_Your goal:_ Without including any pictures, write out all the entries exactly.

Stored entries
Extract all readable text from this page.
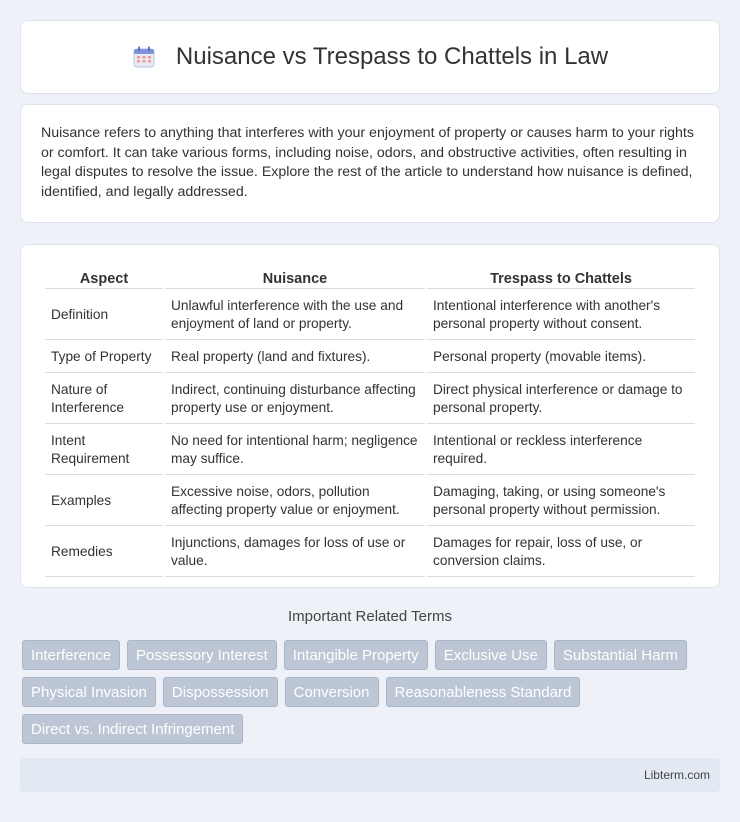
Nuisance vs Trespass to Chattels in Law

Nuisance refers to anything that interferes with your enjoyment of property or causes harm to your rights or comfort. It can take various forms, including noise, odors, and obstructive activities, often resulting in legal disputes to resolve the issue. Explore the rest of the article to understand how nuisance is defined, identified, and legally addressed.

Aspect	Nuisance	Trespass to Chattels
Definition	Unlawful interference with the use and enjoyment of land or property.	Intentional interference with another's personal property without consent.
Type of Property	Real property (land and fixtures).	Personal property (movable items).
Nature of Interference	Indirect, continuing disturbance affecting property use or enjoyment.	Direct physical interference or damage to personal property.
Intent Requirement	No need for intentional harm; negligence may suffice.	Intentional or reckless interference required.
Examples	Excessive noise, odors, pollution affecting property value or enjoyment.	Damaging, taking, or using someone's personal property without permission.
Remedies	Injunctions, damages for loss of use or value.	Damages for repair, loss of use, or conversion claims.
Important Related Terms
Interference	Possessory Interest	Intangible Property	Exclusive Use	Substantial Harm
Physical Invasion	Dispossession	Conversion	Reasonableness Standard
Direct vs. Indirect Infringement
Libterm.com
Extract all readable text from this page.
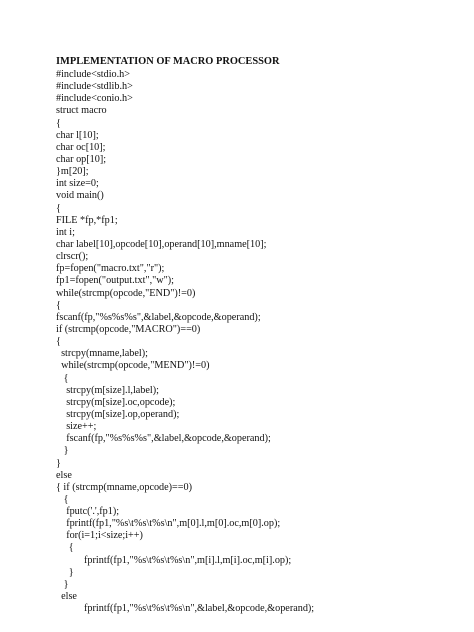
IMPLEMENTATION OF MACRO PROCESSOR
#include<stdio.h>
#include<stdlib.h>
#include<conio.h>
struct macro
{
char l[10];
char oc[10];
char op[10];
}m[20];
int size=0;
void main()
{
FILE *fp,*fp1;
int i;
char label[10],opcode[10],operand[10],mname[10];
clrscr();
fp=fopen("macro.txt","r");
fp1=fopen("output.txt","w");
while(strcmp(opcode,"END")!=0)
{
fscanf(fp,"%s%s%s",&label,&opcode,&operand);
if (strcmp(opcode,"MACRO")==0)
{
strcpy(mname,label);
while(strcmp(opcode,"MEND")!=0)
{
strcpy(m[size].l,label);
strcpy(m[size].oc,opcode);
strcpy(m[size].op,operand);
size++;
fscanf(fp,"%s%s%s",&label,&opcode,&operand);
}
}
else
{ if (strcmp(mname,opcode)==0)
{
fputc('.',fp1);
fprintf(fp1,"%s\t%s\t%s\n",m[0].l,m[0].oc,m[0].op);
for(i=1;i<size;i++)
{
fprintf(fp1,"%s\t%s\t%s\n",m[i].l,m[i].oc,m[i].op);
}
}
else
fprintf(fp1,"%s\t%s\t%s\n",&label,&opcode,&operand);
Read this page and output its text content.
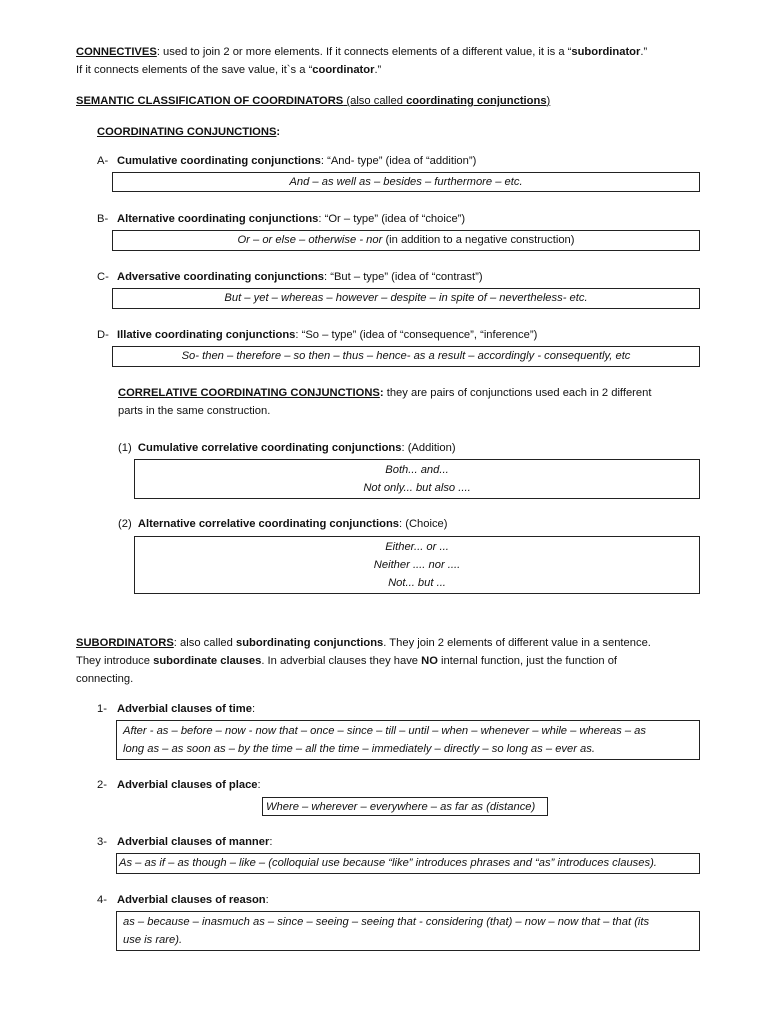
CONNECTIVES: used to join 2 or more elements. If it connects elements of a different value, it is a “subordinator.”
If it connects elements of the save value, it`s a “coordinator.”
SEMANTIC CLASSIFICATION OF COORDINATORS (also called coordinating conjunctions)
COORDINATING CONJUNCTIONS:
A- Cumulative coordinating conjunctions: “And- type” (idea of “addition”)
And – as well as – besides – furthermore – etc.
B- Alternative coordinating conjunctions: “Or – type” (idea of “choice”)
Or – or else – otherwise - nor (in addition to a negative construction)
C- Adversative coordinating conjunctions: “But – type” (idea of “contrast”)
But – yet – whereas – however – despite – in spite of – nevertheless- etc.
D- Illative coordinating conjunctions: “So – type” (idea of “consequence”, “inference”)
So- then – therefore – so then – thus – hence- as a result – accordingly - consequently, etc
CORRELATIVE COORDINATING CONJUNCTIONS: they are pairs of conjunctions used each in 2 different
parts in the same construction.
(1) Cumulative correlative coordinating conjunctions: (Addition)
Both... and...
Not only... but also ....
(2) Alternative correlative coordinating conjunctions: (Choice)
Either... or ...
Neither .... nor ....
Not... but ...
SUBORDINATORS: also called subordinating conjunctions. They join 2 elements of different value in a sentence.
They introduce subordinate clauses. In adverbial clauses they have NO internal function, just the function of
connecting.
1- Adverbial clauses of time:
After - as – before – now - now that – once – since – till – until – when – whenever – while – whereas – as
long as – as soon as – by the time – all the time – immediately – directly – so long as – ever as.
2- Adverbial clauses of place:
Where – wherever – everywhere – as far as (distance)
3- Adverbial clauses of manner:
As – as if – as though – like – (colloquial use because “like” introduces phrases and “as” introduces clauses).
4- Adverbial clauses of reason:
as – because – inasmuch as – since – seeing – seeing that - considering (that) – now – now that – that (its
use is rare).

_Final result:_
Extract all readable text from this page.
Nuisance vs Trespass to Chattels in Law

Nuisance refers to anything that interferes with your enjoyment of property or causes harm to your rights or comfort. It can take various forms, including noise, odors, and obstructive activities, often resulting in legal disputes to resolve the issue. Explore the rest of the article to understand how nuisance is defined, identified, and legally addressed.

Aspect	Nuisance	Trespass to Chattels
Definition	Unlawful interference with the use and enjoyment of land or property.	Intentional interference with another's personal property without consent.
Type of Property	Real property (land and fixtures).	Personal property (movable items).
Nature of Interference	Indirect, continuing disturbance affecting property use or enjoyment.	Direct physical interference or damage to personal property.
Intent Requirement	No need for intentional harm; negligence may suffice.	Intentional or reckless interference required.
Examples	Excessive noise, odors, pollution affecting property value or enjoyment.	Damaging, taking, or using someone's personal property without permission.
Remedies	Injunctions, damages for loss of use or value.	Damages for repair, loss of use, or conversion claims.
Important Related Terms
Interference	Possessory Interest	Intangible Property	Exclusive Use	Substantial Harm
Physical Invasion	Dispossession	Conversion	Reasonableness Standard
Direct vs. Indirect Infringement
Libterm.com
Extract all readable text from this page.
IMPLEMENTATION OF MACRO PROCESSOR
#include<stdio.h>
#include<stdlib.h>
#include<conio.h>
struct macro
{
char l[10];
char oc[10];
char op[10];
}m[20];
int size=0;
void main()
{
FILE *fp,*fp1;
int i;
char label[10],opcode[10],operand[10],mname[10];
clrscr();
fp=fopen("macro.txt","r");
fp1=fopen("output.txt","w");
while(strcmp(opcode,"END")!=0)
{
fscanf(fp,"%s%s%s",&label,&opcode,&operand);
if (strcmp(opcode,"MACRO")==0)
{
strcpy(mname,label);
while(strcmp(opcode,"MEND")!=0)
{
strcpy(m[size].l,label);
strcpy(m[size].oc,opcode);
strcpy(m[size].op,operand);
size++;
fscanf(fp,"%s%s%s",&label,&opcode,&operand);
}
}
else
{ if (strcmp(mname,opcode)==0)
{
fputc('.',fp1);
fprintf(fp1,"%s\t%s\t%s\n",m[0].l,m[0].oc,m[0].op);
for(i=1;i<size;i++)
{
fprintf(fp1,"%s\t%s\t%s\n",m[i].l,m[i].oc,m[i].op);
}
}
else
fprintf(fp1,"%s\t%s\t%s\n",&label,&opcode,&operand);
Read this page and output its text content.
CONNECTIVES: used to join 2 or more elements. If it connects elements of a different value, it is a “subordinator.”
If it connects elements of the save value, it`s a “coordinator.”
SEMANTIC CLASSIFICATION OF COORDINATORS (also called coordinating conjunctions)
COORDINATING CONJUNCTIONS:
A- Cumulative coordinating conjunctions: “And- type” (idea of “addition”)
And – as well as – besides – furthermore – etc.
B- Alternative coordinating conjunctions: “Or – type” (idea of “choice”)
Or – or else – otherwise - nor (in addition to a negative construction)
C- Adversative coordinating conjunctions: “But – type” (idea of “contrast”)
But – yet – whereas – however – despite – in spite of – nevertheless- etc.
D- Illative coordinating conjunctions: “So – type” (idea of “consequence”, “inference”)
So- then – therefore – so then – thus – hence- as a result – accordingly - consequently, etc
CORRELATIVE COORDINATING CONJUNCTIONS: they are pairs of conjunctions used each in 2 different
parts in the same construction.
(1) Cumulative correlative coordinating conjunctions: (Addition)
Both... and...
Not only... but also ....
(2) Alternative correlative coordinating conjunctions: (Choice)
Either... or ...
Neither .... nor ....
Not... but ...
SUBORDINATORS: also called subordinating conjunctions. They join 2 elements of different value in a sentence.
They introduce subordinate clauses. In adverbial clauses they have NO internal function, just the function of
connecting.
1- Adverbial clauses of time:
After - as – before – now - now that – once – since – till – until – when – whenever – while – whereas – as
long as – as soon as – by the time – all the time – immediately – directly – so long as – ever as.
2- Adverbial clauses of place:
Where – wherever – everywhere – as far as (distance)
3- Adverbial clauses of manner:
As – as if – as though – like – (colloquial use because “like” introduces phrases and “as” introduces clauses).
4- Adverbial clauses of reason:
as – because – inasmuch as – since – seeing – seeing that - considering (that) – now – now that – that (its
use is rare).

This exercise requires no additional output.